» WHAT IS EXPECTED:
Work out how many lines of the records contain "John". Answer with the number and nothing else.

=-=-=-=-=

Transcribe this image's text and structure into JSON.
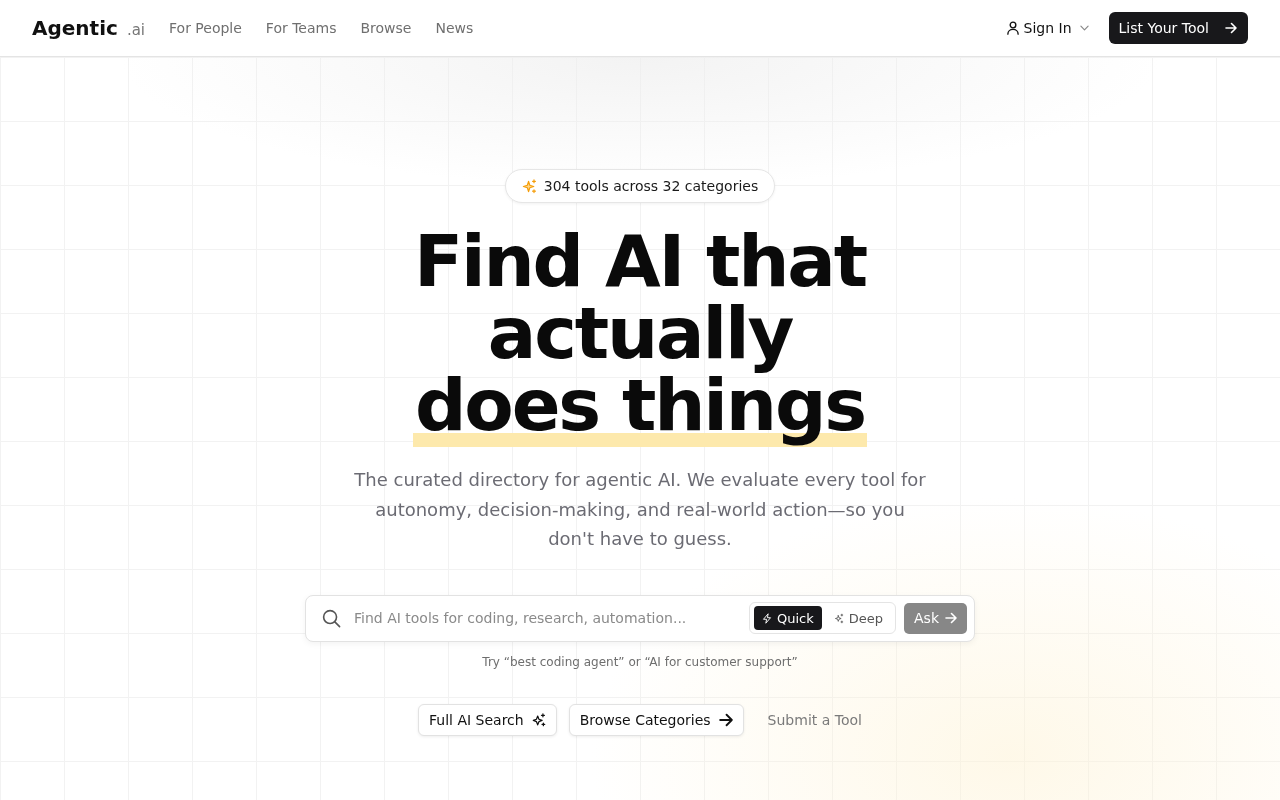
{
  "header": {
    "logo": {
      "name": "Agentic",
      "suffix": ".ai"
    },
    "nav": [
      {
        "label": "For People"
      },
      {
        "label": "For Teams"
      },
      {
        "label": "Browse"
      },
      {
        "label": "News"
      }
    ],
    "sign_in": {
      "label": "Sign In"
    },
    "cta": {
      "label": "List Your Tool"
    }
  },
  "hero": {
    "badge": "304 tools across 32 categories",
    "headline": {
      "lead": "Find AI that actually",
      "highlighted": "does things"
    },
    "subtitle": "The curated directory for agentic AI. We evaluate every tool for autonomy, decision-making, and real-world action—so you don't have to guess.",
    "search": {
      "placeholder": "Find AI tools for coding, research, automation...",
      "modes": [
        {
          "label": "Quick",
          "selected": true
        },
        {
          "label": "Deep",
          "selected": false
        }
      ],
      "submit": {
        "label": "Ask",
        "disabled": true
      }
    },
    "hint": "Try “best coding agent” or “AI for customer support”",
    "actions": [
      {
        "label": "Full AI Search",
        "kind": "search"
      },
      {
        "label": "Browse Categories",
        "kind": "browse"
      },
      {
        "label": "Submit a Tool",
        "kind": "link"
      }
    ]
  }
}
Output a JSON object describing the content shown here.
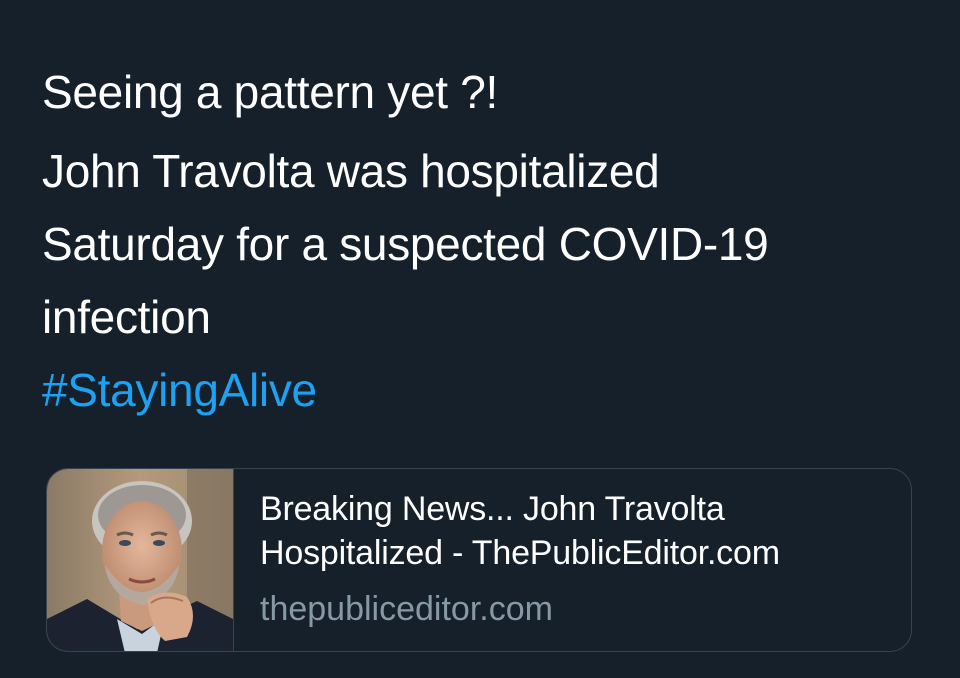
{
  "tweet": {
    "line1": "Seeing a pattern yet ?!",
    "line2": "John Travolta was hospitalized",
    "line3": "Saturday for a suspected COVID-19",
    "line4": "infection",
    "hashtag": "#StayingAlive"
  },
  "link_card": {
    "title_line1": "Breaking News... John Travolta",
    "title_line2": "Hospitalized - ThePublicEditor.com",
    "domain": "thepubliceditor.com",
    "thumbnail": "portrait-photo"
  },
  "colors": {
    "background": "#15202b",
    "text": "#ffffff",
    "link": "#1da1f2",
    "secondary_text": "#8899a6",
    "border": "#38444d"
  }
}
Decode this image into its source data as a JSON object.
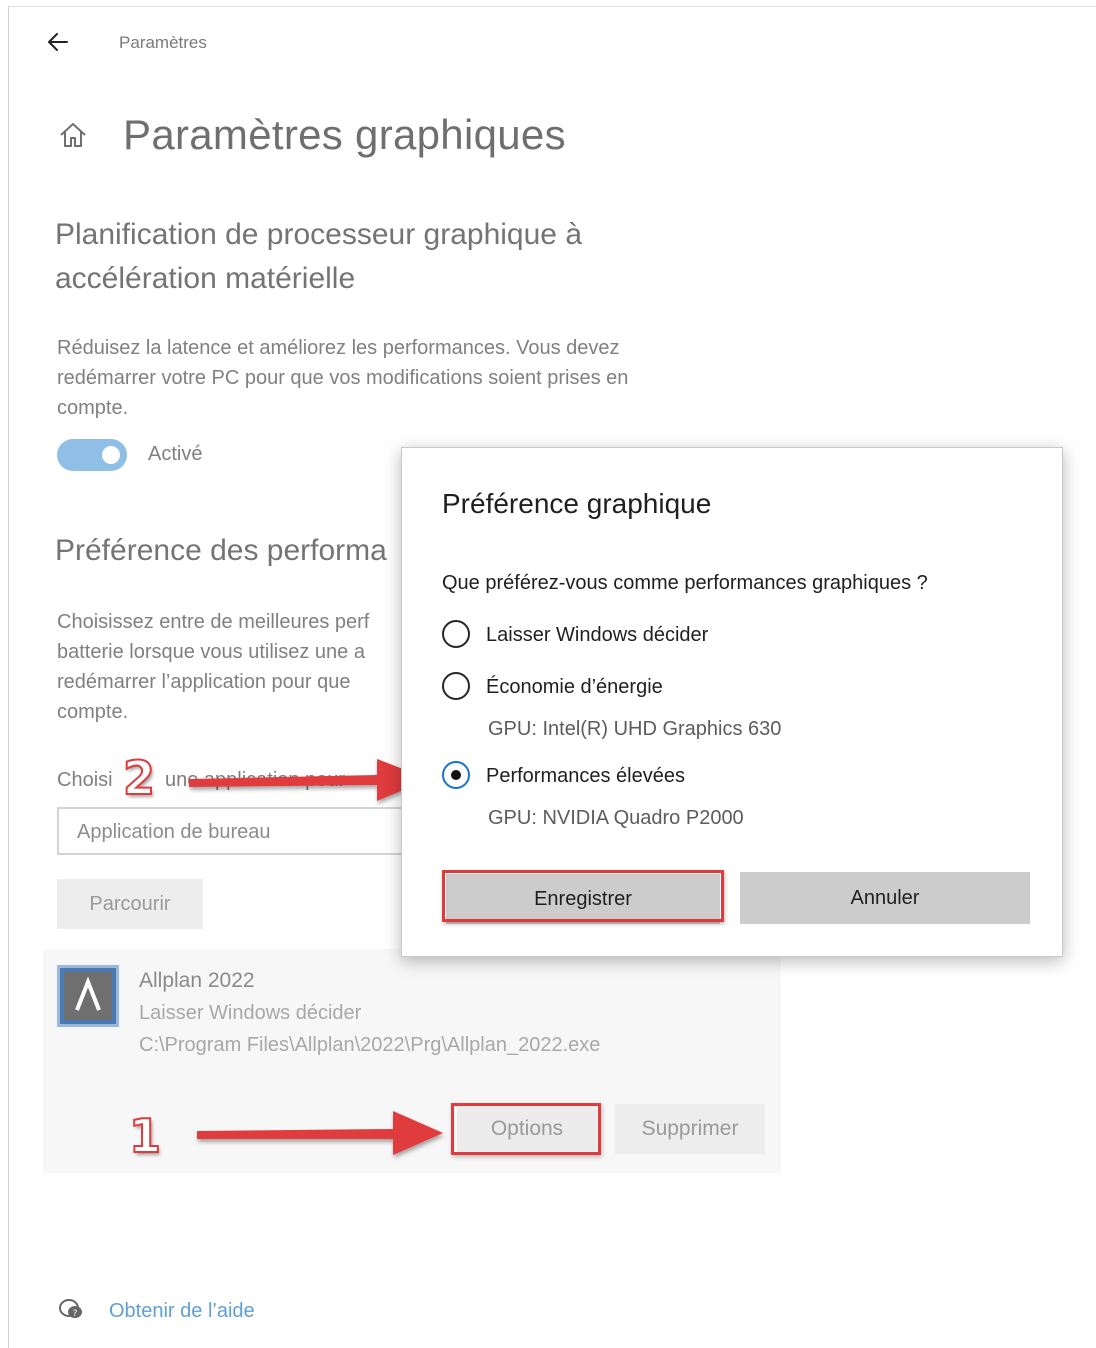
{
  "header": {
    "app_title": "Paramètres",
    "page_title": "Paramètres graphiques"
  },
  "hardware_scheduling": {
    "title_line1": "Planification de processeur graphique à",
    "title_line2": "accélération matérielle",
    "desc_line1": "Réduisez la latence et améliorez les performances. Vous devez",
    "desc_line2": "redémarrer votre PC pour que vos modifications soient prises en",
    "desc_line3": "compte.",
    "toggle_label": "Activé",
    "toggle_on": true
  },
  "performance_pref": {
    "title": "Préférence des performa",
    "desc_line1": "Choisissez entre de meilleures perf",
    "desc_line2": "batterie lorsque vous utilisez une a",
    "desc_line3": "redémarrer l’application pour que",
    "desc_line4": "compte.",
    "choose_label": "Choisi",
    "choose_label_tail": "une application pour",
    "select_value": "Application de bureau",
    "browse_label": "Parcourir"
  },
  "app_entry": {
    "name": "Allplan 2022",
    "preference": "Laisser Windows décider",
    "path": "C:\\Program Files\\Allplan\\2022\\Prg\\Allplan_2022.exe",
    "options_label": "Options",
    "delete_label": "Supprimer"
  },
  "help": {
    "link_label": "Obtenir de l’aide"
  },
  "dialog": {
    "title": "Préférence graphique",
    "question": "Que préférez-vous comme performances graphiques ?",
    "options": [
      {
        "label": "Laisser Windows décider",
        "sub": "",
        "selected": false
      },
      {
        "label": "Économie d’énergie",
        "sub": "GPU: Intel(R) UHD Graphics 630",
        "selected": false
      },
      {
        "label": "Performances élevées",
        "sub": "GPU: NVIDIA Quadro P2000",
        "selected": true
      }
    ],
    "save_label": "Enregistrer",
    "cancel_label": "Annuler"
  },
  "annotations": {
    "step1": "1",
    "step2": "2",
    "color": "#e03a3e"
  },
  "icons": [
    "back-arrow-icon",
    "home-icon",
    "app-icon",
    "help-chat-icon"
  ]
}
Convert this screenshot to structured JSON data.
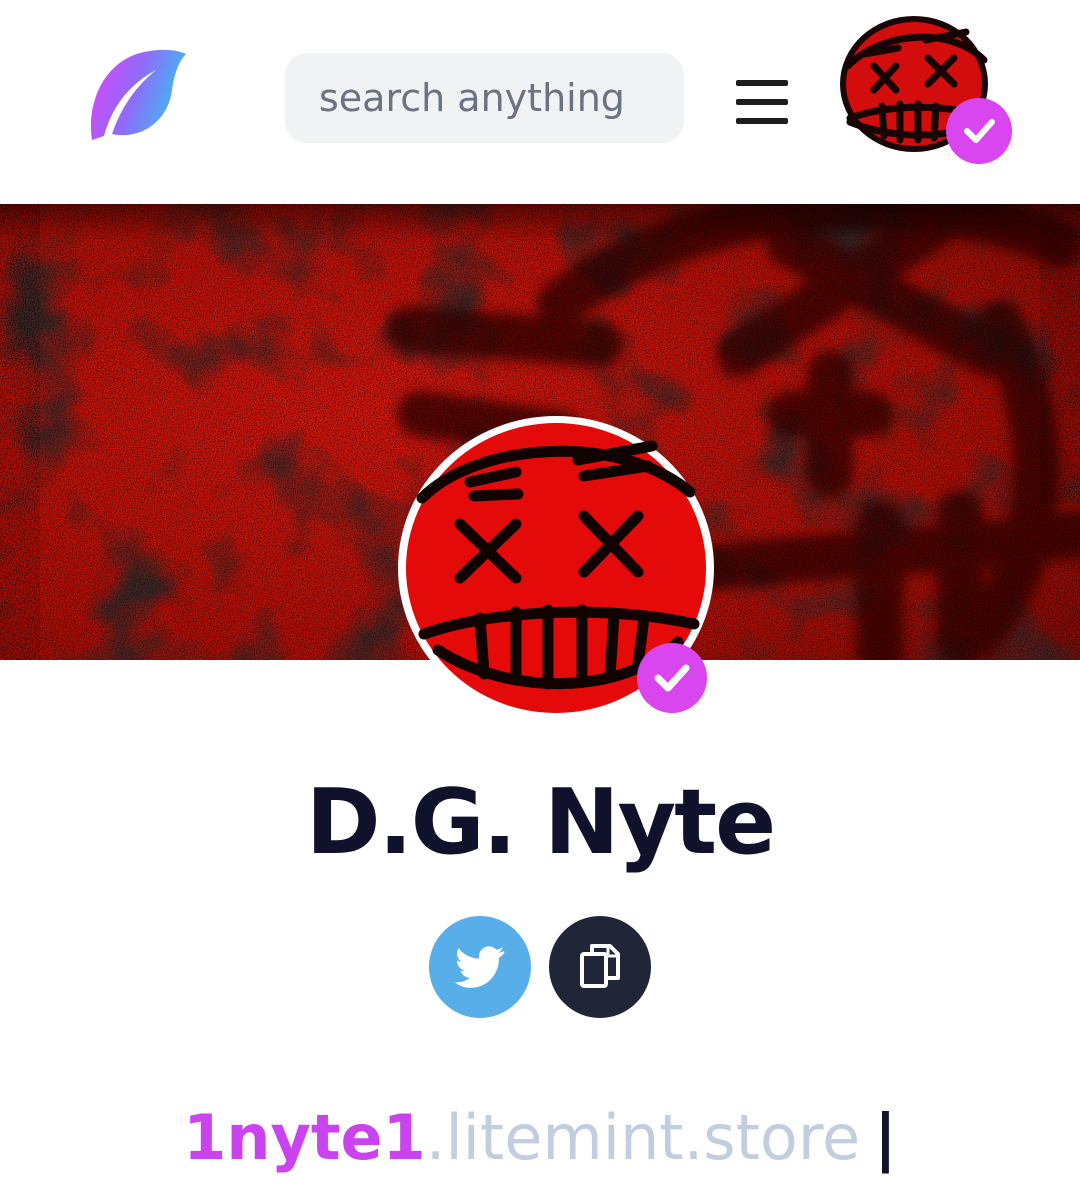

=-=-=-=-=

» RIGHT ANSWER:
2